Search the records below for the word "nostri". Pull out each line that has it.

__Provided data__:

============

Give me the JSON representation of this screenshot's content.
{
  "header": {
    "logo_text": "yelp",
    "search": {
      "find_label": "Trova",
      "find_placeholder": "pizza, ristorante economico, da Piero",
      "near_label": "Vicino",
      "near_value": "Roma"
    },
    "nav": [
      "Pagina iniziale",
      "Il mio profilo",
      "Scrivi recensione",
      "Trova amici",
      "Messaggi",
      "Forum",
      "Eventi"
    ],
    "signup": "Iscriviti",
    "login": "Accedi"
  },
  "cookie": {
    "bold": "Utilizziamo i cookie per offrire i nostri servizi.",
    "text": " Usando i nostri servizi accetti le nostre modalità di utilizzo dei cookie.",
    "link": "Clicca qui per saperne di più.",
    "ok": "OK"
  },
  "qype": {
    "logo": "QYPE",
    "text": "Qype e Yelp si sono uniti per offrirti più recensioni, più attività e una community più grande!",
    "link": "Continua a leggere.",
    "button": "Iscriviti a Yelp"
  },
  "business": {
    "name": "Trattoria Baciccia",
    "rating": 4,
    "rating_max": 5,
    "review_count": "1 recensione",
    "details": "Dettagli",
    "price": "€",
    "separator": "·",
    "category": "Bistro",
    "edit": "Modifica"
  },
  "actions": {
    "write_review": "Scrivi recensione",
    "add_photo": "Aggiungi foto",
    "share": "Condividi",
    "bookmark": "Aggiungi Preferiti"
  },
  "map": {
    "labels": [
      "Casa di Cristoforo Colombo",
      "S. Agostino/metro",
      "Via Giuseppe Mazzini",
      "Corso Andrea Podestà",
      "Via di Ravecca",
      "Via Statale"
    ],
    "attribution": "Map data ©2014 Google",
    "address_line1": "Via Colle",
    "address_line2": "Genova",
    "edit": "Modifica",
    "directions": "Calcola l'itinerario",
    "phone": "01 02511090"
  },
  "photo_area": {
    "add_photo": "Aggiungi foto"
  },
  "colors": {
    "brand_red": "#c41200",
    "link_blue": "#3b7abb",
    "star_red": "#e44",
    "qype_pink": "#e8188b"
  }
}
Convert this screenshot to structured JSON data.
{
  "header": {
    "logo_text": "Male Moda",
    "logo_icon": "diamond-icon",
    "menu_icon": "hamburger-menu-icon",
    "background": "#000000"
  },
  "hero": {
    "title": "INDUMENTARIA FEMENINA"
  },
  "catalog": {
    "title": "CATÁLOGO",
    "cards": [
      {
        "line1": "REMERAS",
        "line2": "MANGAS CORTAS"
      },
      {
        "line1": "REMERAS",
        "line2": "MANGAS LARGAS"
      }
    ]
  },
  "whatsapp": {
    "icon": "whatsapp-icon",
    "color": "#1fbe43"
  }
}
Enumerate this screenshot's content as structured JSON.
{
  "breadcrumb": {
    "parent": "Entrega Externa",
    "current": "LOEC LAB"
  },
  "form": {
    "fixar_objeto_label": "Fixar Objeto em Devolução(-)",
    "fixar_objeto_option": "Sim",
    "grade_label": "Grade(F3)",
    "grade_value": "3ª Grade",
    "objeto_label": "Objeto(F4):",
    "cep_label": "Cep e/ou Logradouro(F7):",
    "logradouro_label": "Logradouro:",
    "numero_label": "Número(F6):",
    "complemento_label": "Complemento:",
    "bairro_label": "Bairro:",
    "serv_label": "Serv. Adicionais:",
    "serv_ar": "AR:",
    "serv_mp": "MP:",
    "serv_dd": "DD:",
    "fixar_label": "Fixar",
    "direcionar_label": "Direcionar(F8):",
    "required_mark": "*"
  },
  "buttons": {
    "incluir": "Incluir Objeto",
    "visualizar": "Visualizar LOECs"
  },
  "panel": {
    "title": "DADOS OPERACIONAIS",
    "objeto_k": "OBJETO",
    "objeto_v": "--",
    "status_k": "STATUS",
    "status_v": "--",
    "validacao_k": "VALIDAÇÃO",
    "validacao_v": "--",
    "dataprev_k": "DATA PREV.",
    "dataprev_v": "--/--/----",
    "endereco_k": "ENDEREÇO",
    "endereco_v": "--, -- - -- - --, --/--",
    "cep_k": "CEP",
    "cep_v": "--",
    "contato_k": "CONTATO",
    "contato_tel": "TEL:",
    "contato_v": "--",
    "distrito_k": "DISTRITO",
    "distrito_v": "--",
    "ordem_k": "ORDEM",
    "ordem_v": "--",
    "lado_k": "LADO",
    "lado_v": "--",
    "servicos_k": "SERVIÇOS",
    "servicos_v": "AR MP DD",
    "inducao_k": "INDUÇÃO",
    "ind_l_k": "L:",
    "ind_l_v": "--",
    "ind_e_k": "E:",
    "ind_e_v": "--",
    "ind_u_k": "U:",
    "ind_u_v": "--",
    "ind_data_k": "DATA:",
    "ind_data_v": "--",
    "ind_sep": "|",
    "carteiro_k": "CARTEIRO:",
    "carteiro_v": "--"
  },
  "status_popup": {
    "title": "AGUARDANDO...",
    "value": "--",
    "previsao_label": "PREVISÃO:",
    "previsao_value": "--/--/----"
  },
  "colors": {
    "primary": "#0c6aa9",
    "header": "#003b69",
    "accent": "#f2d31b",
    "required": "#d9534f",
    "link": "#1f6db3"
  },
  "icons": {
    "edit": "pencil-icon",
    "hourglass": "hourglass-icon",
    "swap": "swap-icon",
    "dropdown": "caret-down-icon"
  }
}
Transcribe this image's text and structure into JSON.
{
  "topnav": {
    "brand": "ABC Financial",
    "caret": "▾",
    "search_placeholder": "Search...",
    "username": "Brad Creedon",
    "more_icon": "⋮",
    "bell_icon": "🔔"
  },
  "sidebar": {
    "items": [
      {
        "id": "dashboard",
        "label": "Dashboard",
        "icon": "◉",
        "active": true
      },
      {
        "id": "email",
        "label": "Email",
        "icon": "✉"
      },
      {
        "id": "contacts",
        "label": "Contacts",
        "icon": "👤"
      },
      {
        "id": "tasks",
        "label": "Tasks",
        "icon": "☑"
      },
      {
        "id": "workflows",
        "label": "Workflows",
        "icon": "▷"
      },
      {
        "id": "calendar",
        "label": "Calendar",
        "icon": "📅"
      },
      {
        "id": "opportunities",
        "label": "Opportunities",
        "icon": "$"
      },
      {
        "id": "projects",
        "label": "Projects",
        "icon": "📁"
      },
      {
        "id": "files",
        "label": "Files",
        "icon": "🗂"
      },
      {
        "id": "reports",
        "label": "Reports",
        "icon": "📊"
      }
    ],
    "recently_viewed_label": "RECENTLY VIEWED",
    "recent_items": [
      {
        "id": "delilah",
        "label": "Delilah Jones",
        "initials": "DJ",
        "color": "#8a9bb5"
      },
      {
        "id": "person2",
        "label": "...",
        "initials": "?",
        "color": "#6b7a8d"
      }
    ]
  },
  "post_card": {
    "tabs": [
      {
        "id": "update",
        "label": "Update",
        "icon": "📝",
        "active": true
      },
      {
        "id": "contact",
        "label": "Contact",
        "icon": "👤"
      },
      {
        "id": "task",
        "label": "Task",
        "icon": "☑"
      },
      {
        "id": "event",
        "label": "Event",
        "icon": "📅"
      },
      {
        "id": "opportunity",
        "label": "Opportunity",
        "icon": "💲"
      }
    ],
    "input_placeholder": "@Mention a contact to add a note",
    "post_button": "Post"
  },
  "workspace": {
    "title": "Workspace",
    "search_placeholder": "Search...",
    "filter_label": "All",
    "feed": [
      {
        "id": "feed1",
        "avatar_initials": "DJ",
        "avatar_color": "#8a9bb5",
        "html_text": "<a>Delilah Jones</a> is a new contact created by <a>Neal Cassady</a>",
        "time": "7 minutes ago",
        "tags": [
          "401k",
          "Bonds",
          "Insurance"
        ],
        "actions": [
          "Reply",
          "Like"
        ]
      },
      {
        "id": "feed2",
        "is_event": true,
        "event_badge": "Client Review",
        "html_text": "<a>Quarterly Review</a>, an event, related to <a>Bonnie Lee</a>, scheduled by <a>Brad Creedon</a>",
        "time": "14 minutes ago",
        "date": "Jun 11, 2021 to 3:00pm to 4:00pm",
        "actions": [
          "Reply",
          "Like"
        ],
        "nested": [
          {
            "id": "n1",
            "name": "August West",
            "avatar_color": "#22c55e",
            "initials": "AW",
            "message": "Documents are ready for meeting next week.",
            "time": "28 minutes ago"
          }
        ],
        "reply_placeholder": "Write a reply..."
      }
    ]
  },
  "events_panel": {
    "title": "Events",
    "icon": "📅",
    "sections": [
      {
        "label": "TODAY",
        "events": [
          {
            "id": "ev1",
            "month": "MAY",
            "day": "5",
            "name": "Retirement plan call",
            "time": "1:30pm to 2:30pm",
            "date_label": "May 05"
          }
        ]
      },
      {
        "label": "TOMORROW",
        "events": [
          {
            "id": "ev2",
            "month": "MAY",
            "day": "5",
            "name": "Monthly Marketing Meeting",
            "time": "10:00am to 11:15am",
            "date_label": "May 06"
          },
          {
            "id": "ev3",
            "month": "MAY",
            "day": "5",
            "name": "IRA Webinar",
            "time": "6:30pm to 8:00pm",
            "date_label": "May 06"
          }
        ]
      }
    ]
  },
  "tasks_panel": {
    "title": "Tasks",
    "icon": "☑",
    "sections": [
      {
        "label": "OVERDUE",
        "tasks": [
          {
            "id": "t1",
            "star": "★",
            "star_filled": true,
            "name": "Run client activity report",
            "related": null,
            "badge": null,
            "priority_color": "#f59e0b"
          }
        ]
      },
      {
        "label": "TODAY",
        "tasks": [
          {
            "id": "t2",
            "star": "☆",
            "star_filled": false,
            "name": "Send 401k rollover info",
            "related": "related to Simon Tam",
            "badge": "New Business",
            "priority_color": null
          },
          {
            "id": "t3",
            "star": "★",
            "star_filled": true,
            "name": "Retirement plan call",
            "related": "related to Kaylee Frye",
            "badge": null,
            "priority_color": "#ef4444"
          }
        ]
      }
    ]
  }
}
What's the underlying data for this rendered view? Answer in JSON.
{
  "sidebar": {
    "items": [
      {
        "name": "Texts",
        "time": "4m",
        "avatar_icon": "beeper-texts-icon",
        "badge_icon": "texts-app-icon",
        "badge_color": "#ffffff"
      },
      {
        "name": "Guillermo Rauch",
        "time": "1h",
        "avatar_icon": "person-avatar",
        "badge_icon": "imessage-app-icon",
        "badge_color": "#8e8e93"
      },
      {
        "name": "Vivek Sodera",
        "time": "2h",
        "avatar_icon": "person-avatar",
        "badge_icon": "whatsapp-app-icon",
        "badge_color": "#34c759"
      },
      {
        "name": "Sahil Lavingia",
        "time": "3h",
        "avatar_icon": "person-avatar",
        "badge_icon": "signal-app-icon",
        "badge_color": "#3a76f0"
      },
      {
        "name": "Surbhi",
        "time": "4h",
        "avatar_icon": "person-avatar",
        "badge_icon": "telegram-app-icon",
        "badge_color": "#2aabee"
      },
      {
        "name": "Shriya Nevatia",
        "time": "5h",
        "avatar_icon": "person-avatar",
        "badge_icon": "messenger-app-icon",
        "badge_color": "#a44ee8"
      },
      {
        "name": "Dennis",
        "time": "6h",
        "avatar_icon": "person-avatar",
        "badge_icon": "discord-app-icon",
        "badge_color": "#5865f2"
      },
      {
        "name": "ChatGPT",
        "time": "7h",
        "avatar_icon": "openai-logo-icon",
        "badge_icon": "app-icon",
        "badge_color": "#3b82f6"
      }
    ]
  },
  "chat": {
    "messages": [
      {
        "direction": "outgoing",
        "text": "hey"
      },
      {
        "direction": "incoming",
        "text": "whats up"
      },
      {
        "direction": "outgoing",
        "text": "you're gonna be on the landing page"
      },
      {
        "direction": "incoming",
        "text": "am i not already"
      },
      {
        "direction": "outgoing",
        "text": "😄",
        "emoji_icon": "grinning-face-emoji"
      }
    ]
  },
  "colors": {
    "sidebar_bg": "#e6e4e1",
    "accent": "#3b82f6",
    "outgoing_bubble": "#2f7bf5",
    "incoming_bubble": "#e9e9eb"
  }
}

============

__Result for this exercise__:
    "bold": "Utilizziamo i cookie per offrire i nostri servizi.",
    "text": " Usando i nostri servizi accetti le nostre modalità di utilizzo dei cookie.",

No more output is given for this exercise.